• [TASK TO COMPLETE] Rewrite the data as a numbered list, from its first line through the line containing "svg-text:-2: -2 [354, 329, 362, 339]", both included, and leave out any blank lines.

"""

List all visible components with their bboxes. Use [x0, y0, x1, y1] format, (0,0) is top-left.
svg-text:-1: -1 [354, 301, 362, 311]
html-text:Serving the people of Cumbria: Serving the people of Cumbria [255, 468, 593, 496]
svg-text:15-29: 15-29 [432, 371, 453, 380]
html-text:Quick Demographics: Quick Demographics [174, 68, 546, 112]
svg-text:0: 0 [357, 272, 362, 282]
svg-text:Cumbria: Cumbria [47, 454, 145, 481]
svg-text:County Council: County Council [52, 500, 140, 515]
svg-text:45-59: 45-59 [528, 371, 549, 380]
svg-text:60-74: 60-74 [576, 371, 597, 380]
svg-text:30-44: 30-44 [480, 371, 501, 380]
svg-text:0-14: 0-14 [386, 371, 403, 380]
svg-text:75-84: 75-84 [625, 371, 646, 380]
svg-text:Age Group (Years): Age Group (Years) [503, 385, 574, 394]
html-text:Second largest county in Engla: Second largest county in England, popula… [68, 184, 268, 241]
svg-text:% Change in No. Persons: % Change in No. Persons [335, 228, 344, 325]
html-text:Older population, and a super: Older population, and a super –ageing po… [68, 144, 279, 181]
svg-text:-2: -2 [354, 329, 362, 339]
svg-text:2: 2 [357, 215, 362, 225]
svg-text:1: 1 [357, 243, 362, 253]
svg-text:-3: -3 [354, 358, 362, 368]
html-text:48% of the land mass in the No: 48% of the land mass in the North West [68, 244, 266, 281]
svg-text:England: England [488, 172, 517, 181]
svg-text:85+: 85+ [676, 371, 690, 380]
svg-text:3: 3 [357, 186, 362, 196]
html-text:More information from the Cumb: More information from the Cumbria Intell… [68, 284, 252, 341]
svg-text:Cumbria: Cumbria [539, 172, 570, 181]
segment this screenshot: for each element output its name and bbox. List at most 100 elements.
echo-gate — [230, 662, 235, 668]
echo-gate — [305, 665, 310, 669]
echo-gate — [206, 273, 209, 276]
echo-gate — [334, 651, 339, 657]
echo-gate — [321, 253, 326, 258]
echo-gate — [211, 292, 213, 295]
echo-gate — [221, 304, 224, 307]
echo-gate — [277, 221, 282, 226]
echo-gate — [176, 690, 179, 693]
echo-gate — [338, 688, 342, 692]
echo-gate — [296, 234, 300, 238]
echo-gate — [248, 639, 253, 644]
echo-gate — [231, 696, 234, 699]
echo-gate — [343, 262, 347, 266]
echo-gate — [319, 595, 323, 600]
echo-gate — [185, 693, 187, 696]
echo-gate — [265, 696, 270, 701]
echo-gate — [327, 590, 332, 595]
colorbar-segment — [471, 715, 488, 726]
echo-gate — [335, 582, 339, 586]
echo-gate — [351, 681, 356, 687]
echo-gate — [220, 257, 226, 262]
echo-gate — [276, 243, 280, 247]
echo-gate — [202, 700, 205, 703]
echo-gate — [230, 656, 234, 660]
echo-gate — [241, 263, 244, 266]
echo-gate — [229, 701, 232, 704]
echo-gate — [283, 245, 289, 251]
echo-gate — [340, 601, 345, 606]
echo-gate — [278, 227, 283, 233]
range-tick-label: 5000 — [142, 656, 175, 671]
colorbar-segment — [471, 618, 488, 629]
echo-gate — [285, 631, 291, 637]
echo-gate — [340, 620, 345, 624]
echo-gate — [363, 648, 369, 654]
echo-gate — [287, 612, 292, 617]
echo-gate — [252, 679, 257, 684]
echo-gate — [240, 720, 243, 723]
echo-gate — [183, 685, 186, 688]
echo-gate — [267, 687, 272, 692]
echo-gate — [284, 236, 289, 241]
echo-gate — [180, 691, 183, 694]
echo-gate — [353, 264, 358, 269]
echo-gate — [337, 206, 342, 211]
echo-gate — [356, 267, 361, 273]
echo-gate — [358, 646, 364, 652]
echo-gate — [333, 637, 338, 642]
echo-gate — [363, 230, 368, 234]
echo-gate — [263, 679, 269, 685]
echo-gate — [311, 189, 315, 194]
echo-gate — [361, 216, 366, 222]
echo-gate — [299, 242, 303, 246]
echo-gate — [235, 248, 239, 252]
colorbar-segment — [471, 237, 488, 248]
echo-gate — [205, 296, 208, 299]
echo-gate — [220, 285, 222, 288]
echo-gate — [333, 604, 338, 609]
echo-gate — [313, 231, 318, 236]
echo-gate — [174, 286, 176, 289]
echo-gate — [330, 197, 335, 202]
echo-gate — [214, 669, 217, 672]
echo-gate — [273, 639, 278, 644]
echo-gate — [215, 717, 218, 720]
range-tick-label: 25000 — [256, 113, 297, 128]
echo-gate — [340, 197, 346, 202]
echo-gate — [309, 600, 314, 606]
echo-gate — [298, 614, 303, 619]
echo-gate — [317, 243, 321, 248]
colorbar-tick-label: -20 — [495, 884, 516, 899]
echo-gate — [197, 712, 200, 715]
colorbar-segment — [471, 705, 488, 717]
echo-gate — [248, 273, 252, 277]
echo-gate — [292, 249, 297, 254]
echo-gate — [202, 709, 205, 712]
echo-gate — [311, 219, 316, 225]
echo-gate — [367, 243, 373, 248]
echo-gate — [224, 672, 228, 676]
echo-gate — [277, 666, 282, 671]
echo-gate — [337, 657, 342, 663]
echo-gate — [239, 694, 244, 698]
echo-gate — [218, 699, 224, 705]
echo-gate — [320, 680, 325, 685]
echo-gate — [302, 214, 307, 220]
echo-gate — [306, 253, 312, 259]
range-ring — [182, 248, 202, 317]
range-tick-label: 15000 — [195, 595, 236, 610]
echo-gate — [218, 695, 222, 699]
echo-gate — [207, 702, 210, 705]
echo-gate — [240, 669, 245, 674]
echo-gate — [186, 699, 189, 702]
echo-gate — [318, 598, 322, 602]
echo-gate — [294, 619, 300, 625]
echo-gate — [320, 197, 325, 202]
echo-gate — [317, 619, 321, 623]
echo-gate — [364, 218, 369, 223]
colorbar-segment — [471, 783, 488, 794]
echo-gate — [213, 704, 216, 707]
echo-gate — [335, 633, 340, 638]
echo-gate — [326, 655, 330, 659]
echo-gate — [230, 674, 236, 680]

"""

• [EXERCISE ANSWER]
1. List all visible components with their bboxes. Use [x0, y0, x1, y1] format, (0,0) is top-left.
2. svg-text:-1: -1 [354, 301, 362, 311]
3. html-text:Serving the people of Cumbria: Serving the people of Cumbria [255, 468, 593, 496]
4. svg-text:15-29: 15-29 [432, 371, 453, 380]
5. html-text:Quick Demographics: Quick Demographics [174, 68, 546, 112]
6. svg-text:0: 0 [357, 272, 362, 282]
7. svg-text:Cumbria: Cumbria [47, 454, 145, 481]
8. svg-text:County Council: County Council [52, 500, 140, 515]
9. svg-text:45-59: 45-59 [528, 371, 549, 380]
10. svg-text:60-74: 60-74 [576, 371, 597, 380]
11. svg-text:30-44: 30-44 [480, 371, 501, 380]
12. svg-text:0-14: 0-14 [386, 371, 403, 380]
13. svg-text:75-84: 75-84 [625, 371, 646, 380]
14. svg-text:Age Group (Years): Age Group (Years) [503, 385, 574, 394]
15. html-text:Second largest county in Engla: Second largest county in England, popula… [68, 184, 268, 241]
16. svg-text:% Change in No. Persons: % Change in No. Persons [335, 228, 344, 325]
17. html-text:Older population, and a super: Older population, and a super –ageing po… [68, 144, 279, 181]
18. svg-text:-2: -2 [354, 329, 362, 339]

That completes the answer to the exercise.